## BEGIN
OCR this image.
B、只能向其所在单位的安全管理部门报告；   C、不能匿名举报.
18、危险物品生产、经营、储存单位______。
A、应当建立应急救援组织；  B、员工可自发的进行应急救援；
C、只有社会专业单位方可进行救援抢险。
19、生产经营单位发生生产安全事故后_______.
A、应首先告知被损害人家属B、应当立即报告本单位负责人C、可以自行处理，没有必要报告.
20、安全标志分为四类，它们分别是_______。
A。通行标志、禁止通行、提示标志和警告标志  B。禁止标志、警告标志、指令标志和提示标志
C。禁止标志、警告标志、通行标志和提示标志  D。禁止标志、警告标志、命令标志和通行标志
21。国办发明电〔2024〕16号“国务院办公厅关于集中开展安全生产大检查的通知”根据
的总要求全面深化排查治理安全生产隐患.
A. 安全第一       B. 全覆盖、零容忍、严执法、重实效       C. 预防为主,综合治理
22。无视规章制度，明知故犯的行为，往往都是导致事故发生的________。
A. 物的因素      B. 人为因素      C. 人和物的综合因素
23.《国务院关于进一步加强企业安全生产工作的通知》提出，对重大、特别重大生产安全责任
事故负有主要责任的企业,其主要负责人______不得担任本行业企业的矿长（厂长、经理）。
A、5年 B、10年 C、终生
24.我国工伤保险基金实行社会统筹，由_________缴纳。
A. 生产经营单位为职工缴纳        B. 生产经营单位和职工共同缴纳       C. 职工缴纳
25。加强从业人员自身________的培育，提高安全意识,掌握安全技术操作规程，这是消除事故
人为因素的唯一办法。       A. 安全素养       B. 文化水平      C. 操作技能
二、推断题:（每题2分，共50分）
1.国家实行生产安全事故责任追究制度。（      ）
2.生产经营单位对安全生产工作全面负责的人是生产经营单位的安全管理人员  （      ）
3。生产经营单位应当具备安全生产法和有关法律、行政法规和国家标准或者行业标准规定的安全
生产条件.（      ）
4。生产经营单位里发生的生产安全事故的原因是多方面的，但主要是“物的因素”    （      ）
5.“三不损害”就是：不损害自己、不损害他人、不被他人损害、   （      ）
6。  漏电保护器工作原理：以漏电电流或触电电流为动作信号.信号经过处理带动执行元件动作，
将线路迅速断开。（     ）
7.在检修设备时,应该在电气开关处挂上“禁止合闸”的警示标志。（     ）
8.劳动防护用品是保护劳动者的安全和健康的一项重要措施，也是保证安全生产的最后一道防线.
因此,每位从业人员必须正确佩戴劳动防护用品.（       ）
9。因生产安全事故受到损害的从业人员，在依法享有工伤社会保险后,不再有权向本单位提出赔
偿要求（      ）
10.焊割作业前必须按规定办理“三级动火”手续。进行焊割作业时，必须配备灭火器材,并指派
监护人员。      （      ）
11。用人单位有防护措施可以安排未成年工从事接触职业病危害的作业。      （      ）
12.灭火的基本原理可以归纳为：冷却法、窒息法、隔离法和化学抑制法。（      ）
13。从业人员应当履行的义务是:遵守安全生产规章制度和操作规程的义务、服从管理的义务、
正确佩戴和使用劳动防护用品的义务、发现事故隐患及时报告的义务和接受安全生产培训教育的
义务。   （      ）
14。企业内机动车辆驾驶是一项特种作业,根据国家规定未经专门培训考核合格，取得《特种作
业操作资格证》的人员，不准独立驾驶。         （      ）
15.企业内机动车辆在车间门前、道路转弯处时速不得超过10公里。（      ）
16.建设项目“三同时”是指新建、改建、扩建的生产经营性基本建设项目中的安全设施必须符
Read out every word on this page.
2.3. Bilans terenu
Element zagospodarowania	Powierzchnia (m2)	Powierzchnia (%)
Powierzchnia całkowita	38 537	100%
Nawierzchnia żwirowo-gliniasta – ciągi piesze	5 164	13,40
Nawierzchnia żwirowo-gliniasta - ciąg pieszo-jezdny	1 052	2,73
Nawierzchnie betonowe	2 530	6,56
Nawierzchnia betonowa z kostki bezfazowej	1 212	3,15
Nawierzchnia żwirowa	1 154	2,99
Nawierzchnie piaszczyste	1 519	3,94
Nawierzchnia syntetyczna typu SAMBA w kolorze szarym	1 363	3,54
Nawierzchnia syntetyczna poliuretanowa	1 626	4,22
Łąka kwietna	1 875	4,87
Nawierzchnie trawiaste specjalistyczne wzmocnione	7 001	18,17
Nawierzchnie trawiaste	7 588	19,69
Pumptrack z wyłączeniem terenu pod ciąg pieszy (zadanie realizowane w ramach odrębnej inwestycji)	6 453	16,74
## END
State how many lines of the listing hold the string "trawiaste"; reply with the number and nothing else.

2